[Data items]
▽
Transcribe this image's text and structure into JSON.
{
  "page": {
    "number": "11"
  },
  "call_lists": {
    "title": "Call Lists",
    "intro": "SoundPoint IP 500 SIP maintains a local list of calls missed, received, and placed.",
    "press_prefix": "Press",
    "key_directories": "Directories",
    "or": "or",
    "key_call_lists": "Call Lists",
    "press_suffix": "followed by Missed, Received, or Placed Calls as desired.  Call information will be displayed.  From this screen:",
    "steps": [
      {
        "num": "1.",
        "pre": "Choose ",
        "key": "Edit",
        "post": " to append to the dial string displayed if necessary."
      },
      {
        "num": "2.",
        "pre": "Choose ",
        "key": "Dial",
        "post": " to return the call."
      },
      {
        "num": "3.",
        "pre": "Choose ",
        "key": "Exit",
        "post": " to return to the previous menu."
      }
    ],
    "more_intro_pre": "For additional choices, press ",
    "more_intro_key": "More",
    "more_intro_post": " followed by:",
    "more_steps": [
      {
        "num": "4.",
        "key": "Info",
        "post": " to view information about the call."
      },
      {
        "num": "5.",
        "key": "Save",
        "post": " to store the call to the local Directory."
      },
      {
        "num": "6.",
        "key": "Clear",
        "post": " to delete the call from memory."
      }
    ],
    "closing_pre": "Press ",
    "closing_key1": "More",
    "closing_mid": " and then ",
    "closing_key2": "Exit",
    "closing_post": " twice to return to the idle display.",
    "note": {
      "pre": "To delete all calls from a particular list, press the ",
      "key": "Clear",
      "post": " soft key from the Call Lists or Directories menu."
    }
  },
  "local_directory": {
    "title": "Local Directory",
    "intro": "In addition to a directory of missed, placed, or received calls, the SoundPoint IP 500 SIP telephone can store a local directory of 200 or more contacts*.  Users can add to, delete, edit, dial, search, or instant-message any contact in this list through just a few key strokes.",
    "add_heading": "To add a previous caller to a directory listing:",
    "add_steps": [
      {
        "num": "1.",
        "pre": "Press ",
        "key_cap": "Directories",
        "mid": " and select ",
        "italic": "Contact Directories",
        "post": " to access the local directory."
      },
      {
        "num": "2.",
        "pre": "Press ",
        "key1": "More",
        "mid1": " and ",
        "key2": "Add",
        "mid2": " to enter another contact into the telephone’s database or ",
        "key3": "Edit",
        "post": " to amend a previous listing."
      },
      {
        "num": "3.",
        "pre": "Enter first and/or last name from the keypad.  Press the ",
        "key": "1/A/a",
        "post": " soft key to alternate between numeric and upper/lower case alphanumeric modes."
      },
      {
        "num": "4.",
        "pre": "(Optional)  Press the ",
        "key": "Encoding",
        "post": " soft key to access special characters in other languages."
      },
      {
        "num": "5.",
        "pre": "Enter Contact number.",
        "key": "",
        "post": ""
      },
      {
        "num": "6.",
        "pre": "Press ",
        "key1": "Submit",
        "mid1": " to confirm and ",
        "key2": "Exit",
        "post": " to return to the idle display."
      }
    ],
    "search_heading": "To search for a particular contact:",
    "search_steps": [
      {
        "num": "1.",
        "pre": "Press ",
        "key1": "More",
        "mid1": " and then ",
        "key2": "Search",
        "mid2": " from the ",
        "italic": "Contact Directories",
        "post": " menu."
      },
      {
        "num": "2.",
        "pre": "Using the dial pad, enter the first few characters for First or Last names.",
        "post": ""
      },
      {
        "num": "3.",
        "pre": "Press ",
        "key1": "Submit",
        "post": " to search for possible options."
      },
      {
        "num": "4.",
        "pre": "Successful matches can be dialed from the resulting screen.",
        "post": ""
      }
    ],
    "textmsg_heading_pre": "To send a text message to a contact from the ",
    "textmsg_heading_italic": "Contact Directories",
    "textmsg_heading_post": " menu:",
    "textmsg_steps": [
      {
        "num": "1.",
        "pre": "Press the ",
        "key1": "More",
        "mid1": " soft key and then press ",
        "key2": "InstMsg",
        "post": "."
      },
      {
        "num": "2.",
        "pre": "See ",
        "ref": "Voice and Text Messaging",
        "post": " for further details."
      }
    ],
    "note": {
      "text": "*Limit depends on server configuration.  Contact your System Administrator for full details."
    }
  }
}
△
# WORK INSTRUCTIONS:
All of the material above needs to be retyped word for word.

# FINAL RESULT:
Transcribe this image's text and structure into JSON.
{
  "page": {
    "number": "11"
  },
  "call_lists": {
    "title": "Call Lists",
    "intro": "SoundPoint IP 500 SIP maintains a local list of calls missed, received, and placed.",
    "press_prefix": "Press",
    "key_directories": "Directories",
    "or": "or",
    "key_call_lists": "Call Lists",
    "press_suffix": "followed by Missed, Received, or Placed Calls as desired.  Call information will be displayed.  From this screen:",
    "steps": [
      {
        "num": "1.",
        "pre": "Choose ",
        "key": "Edit",
        "post": " to append to the dial string displayed if necessary."
      },
      {
        "num": "2.",
        "pre": "Choose ",
        "key": "Dial",
        "post": " to return the call."
      },
      {
        "num": "3.",
        "pre": "Choose ",
        "key": "Exit",
        "post": " to return to the previous menu."
      }
    ],
    "more_intro_pre": "For additional choices, press ",
    "more_intro_key": "More",
    "more_intro_post": " followed by:",
    "more_steps": [
      {
        "num": "4.",
        "key": "Info",
        "post": " to view information about the call."
      },
      {
        "num": "5.",
        "key": "Save",
        "post": " to store the call to the local Directory."
      },
      {
        "num": "6.",
        "key": "Clear",
        "post": " to delete the call from memory."
      }
    ],
    "closing_pre": "Press ",
    "closing_key1": "More",
    "closing_mid": " and then ",
    "closing_key2": "Exit",
    "closing_post": " twice to return to the idle display.",
    "note": {
      "pre": "To delete all calls from a particular list, press the ",
      "key": "Clear",
      "post": " soft key from the Call Lists or Directories menu."
    }
  },
  "local_directory": {
    "title": "Local Directory",
    "intro": "In addition to a directory of missed, placed, or received calls, the SoundPoint IP 500 SIP telephone can store a local directory of 200 or more contacts*.  Users can add to, delete, edit, dial, search, or instant-message any contact in this list through just a few key strokes.",
    "add_heading": "To add a previous caller to a directory listing:",
    "add_steps": [
      {
        "num": "1.",
        "pre": "Press ",
        "key_cap": "Directories",
        "mid": " and select ",
        "italic": "Contact Directories",
        "post": " to access the local directory."
      },
      {
        "num": "2.",
        "pre": "Press ",
        "key1": "More",
        "mid1": " and ",
        "key2": "Add",
        "mid2": " to enter another contact into the telephone’s database or ",
        "key3": "Edit",
        "post": " to amend a previous listing."
      },
      {
        "num": "3.",
        "pre": "Enter first and/or last name from the keypad.  Press the ",
        "key": "1/A/a",
        "post": " soft key to alternate between numeric and upper/lower case alphanumeric modes."
      },
      {
        "num": "4.",
        "pre": "(Optional)  Press the ",
        "key": "Encoding",
        "post": " soft key to access special characters in other languages."
      },
      {
        "num": "5.",
        "pre": "Enter Contact number.",
        "key": "",
        "post": ""
      },
      {
        "num": "6.",
        "pre": "Press ",
        "key1": "Submit",
        "mid1": " to confirm and ",
        "key2": "Exit",
        "post": " to return to the idle display."
      }
    ],
    "search_heading": "To search for a particular contact:",
    "search_steps": [
      {
        "num": "1.",
        "pre": "Press ",
        "key1": "More",
        "mid1": " and then ",
        "key2": "Search",
        "mid2": " from the ",
        "italic": "Contact Directories",
        "post": " menu."
      },
      {
        "num": "2.",
        "pre": "Using the dial pad, enter the first few characters for First or Last names.",
        "post": ""
      },
      {
        "num": "3.",
        "pre": "Press ",
        "key1": "Submit",
        "post": " to search for possible options."
      },
      {
        "num": "4.",
        "pre": "Successful matches can be dialed from the resulting screen.",
        "post": ""
      }
    ],
    "textmsg_heading_pre": "To send a text message to a contact from the ",
    "textmsg_heading_italic": "Contact Directories",
    "textmsg_heading_post": " menu:",
    "textmsg_steps": [
      {
        "num": "1.",
        "pre": "Press the ",
        "key1": "More",
        "mid1": " soft key and then press ",
        "key2": "InstMsg",
        "post": "."
      },
      {
        "num": "2.",
        "pre": "See ",
        "ref": "Voice and Text Messaging",
        "post": " for further details."
      }
    ],
    "note": {
      "text": "*Limit depends on server configuration.  Contact your System Administrator for full details."
    }
  }
}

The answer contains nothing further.